Tasks and exercises —
1. In the article on retail technology trends, copy everything from "Updated May 20, 2024" down to "options are concerned." without alteration.
2. Render this sentence from the article on retail technology trends into Spanish: "The COVID-19 pandemic has irreversibly changed the retail landscape."
3. According to the article on retail technology trends, what have consumers grown accustomed to?

Top Technology Trends in Retail in 2021

Photo of David Stepaniuk

David Stepaniuk

Updated May 20, 2024 • 13 min read
Top Technology Trends in Retail in 2021

The COVID-19 pandemic has irreversibly changed the retail landscape. It pushed businesses to find new ways to effectively operate in the new reality.

While some retailers quickly responded to the challenges by introducing various retail technology solutions, others are still lagging behind. We’re going to take a look at the main technology trends that will shape the retail industry in 2021 and beyond.

There are several challenges and goals retailers will need to address in order to succeed in 2021 and beyond. These include:

  • The need to ensure high health & safety standards. Consumers have grown accustomed to minimizing store visits and avoiding crowded places. This creates a challenge for retailers who rely on brick-and-mortar stores, especially as far as safe checkout options are concerned.

Dataset excerpts —
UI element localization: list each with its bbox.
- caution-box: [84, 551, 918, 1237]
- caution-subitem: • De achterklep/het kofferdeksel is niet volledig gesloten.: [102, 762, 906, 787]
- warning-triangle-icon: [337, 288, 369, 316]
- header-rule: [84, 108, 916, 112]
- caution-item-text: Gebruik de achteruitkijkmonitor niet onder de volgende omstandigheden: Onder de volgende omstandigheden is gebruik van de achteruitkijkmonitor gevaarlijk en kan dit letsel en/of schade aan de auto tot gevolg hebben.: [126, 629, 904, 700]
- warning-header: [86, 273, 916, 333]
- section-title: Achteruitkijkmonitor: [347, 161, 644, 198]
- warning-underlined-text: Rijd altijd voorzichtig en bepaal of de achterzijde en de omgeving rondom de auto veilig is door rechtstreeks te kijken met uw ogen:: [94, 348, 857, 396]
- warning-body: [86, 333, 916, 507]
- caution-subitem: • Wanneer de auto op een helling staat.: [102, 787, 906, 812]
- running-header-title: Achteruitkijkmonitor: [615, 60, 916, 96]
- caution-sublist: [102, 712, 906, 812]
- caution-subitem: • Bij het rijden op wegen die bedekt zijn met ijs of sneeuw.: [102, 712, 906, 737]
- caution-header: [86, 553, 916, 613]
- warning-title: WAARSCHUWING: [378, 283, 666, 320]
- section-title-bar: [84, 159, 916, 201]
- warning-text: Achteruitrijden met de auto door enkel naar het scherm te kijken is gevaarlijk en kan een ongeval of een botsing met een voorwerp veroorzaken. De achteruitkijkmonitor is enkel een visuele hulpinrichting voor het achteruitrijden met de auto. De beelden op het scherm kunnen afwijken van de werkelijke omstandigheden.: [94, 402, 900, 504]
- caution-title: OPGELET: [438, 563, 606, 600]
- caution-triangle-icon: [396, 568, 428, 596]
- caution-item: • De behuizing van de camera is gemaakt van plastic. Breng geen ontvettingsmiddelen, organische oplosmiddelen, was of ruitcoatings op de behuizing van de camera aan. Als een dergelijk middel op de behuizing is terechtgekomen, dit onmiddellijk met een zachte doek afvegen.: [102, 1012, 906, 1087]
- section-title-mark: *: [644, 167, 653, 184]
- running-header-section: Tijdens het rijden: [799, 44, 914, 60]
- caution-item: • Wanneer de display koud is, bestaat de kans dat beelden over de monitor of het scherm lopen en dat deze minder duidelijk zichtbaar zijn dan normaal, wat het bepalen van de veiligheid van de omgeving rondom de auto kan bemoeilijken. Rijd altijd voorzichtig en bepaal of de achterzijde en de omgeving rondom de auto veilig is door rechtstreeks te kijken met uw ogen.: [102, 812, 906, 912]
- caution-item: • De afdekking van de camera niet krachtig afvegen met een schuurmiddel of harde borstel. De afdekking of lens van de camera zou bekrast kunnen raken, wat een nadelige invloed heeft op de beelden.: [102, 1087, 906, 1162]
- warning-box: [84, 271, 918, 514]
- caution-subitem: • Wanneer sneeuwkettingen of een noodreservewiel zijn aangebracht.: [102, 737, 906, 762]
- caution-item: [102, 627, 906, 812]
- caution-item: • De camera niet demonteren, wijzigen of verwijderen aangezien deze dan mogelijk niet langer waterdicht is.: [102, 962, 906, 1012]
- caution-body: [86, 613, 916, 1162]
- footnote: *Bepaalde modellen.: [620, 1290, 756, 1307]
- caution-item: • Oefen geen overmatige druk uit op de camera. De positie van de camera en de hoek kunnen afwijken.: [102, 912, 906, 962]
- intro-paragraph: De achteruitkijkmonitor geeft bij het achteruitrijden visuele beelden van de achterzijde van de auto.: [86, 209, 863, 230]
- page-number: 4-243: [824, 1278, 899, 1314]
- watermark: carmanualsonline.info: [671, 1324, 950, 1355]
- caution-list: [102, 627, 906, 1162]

Per-task outputs —
1.
Updated May 20, 2024 • 13 min read
Top Technology Trends in Retail in 2021

The COVID-19 pandemic has irreversibly changed the retail landscape. It pushed businesses to find new ways to effectively operate in the new reality.

While some retailers quickly responded to the challenges by introducing various retail technology solutions, others are still lagging behind. We’re going to take a look at the main technology trends that will shape the retail industry in 2021 and beyond.

There are several challenges and goals retailers will need to address in order to succeed in 2021 and beyond. These include:

  • The need to ensure high health & safety standards. Consumers have grown accustomed to minimizing store visits and avoiding crowded places. This creates a challenge for retailers who rely on brick-and-mortar stores, especially as far as safe checkout options are concerned.

2. La pandemia de COVID-19 ha cambiado de manera irreversible el panorama del comercio minorista.

3. Minimizing store visits and avoiding crowded places.